| What you need to do |
Wherever the word "Mailing" turns up in a line of the entries, copy that line.

-=-=-

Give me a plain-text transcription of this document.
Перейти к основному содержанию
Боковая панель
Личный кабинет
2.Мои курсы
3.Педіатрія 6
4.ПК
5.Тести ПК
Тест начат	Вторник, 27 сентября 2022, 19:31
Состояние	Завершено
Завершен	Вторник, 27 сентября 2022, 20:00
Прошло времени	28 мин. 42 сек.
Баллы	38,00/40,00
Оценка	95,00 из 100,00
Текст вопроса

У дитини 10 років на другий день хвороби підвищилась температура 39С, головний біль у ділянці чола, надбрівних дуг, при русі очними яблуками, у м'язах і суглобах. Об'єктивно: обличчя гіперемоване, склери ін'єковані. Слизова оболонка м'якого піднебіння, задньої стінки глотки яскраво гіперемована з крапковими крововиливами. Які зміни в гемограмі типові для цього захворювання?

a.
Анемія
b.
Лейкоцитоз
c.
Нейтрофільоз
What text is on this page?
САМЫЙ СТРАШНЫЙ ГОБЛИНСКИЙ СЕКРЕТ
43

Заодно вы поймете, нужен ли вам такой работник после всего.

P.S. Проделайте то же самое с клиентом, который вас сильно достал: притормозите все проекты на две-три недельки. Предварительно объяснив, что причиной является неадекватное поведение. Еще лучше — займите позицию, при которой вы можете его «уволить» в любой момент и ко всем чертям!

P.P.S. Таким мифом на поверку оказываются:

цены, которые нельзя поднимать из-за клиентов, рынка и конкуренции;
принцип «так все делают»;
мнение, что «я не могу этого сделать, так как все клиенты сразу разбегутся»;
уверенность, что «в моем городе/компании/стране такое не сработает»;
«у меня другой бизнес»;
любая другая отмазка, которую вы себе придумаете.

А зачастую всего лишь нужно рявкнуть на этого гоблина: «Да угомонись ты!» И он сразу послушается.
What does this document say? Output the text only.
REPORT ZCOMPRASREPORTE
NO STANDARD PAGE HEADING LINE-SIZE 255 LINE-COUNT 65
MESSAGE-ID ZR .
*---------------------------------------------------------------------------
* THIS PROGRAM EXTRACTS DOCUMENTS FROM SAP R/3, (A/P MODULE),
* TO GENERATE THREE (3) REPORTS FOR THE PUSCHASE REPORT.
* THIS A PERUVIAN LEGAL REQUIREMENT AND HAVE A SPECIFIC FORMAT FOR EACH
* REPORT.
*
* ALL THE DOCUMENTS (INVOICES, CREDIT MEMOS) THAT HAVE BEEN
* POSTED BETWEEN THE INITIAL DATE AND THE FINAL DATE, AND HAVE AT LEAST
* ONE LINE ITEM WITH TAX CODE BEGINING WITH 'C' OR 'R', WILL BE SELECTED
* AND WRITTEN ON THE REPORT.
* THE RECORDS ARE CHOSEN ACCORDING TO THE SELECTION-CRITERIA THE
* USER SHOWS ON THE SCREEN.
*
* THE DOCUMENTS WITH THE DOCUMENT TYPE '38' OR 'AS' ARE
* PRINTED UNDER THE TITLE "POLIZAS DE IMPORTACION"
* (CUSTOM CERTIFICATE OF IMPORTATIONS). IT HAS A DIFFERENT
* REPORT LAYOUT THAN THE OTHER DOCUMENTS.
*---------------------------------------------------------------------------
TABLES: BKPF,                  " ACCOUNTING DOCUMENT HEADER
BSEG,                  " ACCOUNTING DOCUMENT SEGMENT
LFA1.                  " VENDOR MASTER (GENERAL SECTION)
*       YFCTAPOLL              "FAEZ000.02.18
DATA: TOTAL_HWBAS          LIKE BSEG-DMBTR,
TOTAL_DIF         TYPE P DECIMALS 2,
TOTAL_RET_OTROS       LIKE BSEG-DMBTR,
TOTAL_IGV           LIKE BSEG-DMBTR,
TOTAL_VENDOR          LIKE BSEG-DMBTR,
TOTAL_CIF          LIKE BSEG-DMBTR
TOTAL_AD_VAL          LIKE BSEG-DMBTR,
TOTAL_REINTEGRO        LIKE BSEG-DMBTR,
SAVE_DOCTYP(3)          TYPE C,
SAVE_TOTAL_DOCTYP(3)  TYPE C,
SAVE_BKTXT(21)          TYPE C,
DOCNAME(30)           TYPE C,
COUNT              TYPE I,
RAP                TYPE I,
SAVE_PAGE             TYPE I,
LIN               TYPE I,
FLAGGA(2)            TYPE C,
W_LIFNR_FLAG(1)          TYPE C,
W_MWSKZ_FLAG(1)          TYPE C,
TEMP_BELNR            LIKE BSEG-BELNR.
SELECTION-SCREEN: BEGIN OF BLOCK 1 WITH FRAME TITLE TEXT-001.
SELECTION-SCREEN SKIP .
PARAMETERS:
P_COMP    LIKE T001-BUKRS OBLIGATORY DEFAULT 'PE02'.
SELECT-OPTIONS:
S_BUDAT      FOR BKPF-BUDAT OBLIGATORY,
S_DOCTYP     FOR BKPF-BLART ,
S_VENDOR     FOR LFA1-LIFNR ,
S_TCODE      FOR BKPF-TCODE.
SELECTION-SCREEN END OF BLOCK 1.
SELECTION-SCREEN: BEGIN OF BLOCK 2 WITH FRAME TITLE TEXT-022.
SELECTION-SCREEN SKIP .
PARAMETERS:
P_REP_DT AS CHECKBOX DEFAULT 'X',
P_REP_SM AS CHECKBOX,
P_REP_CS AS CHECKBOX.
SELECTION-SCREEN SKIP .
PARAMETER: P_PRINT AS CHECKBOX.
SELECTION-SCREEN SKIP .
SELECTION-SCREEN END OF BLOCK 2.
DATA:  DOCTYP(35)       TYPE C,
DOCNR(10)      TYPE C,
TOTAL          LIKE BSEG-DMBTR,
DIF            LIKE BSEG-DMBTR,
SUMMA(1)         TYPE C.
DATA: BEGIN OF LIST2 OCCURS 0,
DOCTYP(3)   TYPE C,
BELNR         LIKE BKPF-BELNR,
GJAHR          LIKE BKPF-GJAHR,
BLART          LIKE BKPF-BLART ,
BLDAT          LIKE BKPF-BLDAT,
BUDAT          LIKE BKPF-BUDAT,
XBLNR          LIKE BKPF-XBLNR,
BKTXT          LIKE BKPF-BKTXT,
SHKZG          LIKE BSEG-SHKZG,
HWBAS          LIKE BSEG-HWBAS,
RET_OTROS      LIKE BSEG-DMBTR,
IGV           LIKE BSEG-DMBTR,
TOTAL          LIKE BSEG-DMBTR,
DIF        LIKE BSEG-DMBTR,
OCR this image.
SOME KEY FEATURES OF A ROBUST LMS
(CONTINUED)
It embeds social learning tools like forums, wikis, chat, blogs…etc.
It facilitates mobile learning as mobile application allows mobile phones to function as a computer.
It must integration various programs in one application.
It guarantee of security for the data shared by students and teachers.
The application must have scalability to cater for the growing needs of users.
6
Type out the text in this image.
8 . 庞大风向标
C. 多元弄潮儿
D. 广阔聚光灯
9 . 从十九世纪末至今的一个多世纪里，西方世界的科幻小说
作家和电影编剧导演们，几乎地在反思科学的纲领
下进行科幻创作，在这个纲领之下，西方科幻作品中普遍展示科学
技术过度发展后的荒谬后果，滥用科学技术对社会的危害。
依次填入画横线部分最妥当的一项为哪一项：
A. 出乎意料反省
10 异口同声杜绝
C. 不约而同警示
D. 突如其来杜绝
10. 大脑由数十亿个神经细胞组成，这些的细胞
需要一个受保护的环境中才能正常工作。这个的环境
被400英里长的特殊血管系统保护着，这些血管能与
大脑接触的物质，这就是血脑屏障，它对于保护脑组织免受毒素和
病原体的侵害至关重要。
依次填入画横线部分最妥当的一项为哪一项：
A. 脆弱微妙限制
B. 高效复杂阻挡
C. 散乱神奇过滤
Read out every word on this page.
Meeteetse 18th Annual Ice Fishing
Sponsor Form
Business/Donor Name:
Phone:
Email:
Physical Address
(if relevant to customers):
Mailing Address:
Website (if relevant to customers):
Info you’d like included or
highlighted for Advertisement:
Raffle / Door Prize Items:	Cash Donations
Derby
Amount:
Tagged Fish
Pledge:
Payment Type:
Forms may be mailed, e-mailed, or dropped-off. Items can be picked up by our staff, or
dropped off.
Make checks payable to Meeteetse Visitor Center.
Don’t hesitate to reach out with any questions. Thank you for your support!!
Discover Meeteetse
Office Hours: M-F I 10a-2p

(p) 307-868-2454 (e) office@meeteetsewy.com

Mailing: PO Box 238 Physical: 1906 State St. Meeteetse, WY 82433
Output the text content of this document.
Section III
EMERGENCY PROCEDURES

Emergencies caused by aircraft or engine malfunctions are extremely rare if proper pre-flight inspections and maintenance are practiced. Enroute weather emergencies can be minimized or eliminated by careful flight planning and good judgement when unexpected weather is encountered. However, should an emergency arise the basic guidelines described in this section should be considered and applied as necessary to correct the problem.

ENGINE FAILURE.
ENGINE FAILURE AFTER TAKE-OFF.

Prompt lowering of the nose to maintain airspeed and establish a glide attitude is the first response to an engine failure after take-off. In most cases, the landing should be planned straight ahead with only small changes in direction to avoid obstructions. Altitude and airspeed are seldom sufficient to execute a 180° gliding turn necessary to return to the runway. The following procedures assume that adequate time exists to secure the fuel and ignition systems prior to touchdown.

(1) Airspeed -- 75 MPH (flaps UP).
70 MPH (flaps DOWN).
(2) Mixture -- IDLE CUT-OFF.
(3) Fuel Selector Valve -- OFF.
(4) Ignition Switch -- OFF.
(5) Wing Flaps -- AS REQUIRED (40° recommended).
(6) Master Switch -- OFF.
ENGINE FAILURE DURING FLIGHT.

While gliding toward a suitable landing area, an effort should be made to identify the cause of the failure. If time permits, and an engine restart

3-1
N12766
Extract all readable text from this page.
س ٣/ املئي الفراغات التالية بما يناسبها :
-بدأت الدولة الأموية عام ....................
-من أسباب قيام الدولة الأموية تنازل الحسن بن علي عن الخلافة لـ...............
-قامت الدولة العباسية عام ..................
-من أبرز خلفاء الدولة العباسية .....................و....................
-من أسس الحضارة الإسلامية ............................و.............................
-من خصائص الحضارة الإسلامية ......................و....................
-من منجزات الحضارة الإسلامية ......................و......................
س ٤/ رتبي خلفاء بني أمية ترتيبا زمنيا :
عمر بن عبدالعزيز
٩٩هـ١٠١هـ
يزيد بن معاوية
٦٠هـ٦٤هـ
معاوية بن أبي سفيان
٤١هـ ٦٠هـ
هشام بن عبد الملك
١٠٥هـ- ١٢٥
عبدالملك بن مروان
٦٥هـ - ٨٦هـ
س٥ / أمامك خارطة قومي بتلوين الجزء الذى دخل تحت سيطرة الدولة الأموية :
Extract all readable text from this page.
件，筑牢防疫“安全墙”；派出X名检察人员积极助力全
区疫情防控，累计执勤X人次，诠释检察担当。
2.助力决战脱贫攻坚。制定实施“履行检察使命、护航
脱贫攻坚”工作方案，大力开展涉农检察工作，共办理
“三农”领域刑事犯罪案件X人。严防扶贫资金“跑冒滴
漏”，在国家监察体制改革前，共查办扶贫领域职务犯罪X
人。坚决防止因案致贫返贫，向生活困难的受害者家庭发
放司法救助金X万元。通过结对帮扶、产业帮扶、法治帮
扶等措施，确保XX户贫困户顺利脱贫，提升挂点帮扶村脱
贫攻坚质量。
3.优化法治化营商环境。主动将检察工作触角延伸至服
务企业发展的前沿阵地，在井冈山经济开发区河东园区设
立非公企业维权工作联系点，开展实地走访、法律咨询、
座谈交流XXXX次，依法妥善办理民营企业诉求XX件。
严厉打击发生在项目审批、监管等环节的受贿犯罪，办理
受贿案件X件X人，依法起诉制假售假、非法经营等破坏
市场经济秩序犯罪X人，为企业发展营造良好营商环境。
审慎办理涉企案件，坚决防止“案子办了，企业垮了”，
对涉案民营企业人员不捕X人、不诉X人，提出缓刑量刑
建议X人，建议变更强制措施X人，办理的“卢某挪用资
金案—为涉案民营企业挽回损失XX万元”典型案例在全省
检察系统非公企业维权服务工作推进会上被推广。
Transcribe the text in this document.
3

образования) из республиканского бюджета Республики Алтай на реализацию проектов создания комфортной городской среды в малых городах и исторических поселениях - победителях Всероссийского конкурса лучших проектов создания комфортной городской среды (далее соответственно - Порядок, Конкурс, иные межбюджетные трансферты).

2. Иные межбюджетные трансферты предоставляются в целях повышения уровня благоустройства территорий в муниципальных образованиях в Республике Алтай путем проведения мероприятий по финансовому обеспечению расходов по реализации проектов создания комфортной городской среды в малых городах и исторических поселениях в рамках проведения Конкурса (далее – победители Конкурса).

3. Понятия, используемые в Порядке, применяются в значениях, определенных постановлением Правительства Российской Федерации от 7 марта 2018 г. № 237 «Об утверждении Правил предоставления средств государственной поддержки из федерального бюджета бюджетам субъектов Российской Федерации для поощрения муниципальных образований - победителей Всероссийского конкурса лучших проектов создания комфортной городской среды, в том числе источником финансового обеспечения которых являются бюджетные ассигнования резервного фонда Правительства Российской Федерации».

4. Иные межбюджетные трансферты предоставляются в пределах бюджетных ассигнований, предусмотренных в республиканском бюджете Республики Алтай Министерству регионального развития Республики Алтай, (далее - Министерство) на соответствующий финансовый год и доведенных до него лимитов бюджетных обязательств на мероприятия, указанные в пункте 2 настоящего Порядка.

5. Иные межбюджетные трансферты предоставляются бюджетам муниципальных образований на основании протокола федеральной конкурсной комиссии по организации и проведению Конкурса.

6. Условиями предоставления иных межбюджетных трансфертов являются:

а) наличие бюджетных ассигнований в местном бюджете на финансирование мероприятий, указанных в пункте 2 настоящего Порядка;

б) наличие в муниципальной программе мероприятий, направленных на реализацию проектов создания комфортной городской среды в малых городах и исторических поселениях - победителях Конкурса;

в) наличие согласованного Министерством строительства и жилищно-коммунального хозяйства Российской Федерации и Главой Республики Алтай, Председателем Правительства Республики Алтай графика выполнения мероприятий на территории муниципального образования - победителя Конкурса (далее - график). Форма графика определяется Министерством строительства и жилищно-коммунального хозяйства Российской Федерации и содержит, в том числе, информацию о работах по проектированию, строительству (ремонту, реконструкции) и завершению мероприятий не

-=-=-

| Complete answer |
Mailing Address:
Mailing: PO Box 238 Physical: 1906 State St. Meeteetse, WY 82433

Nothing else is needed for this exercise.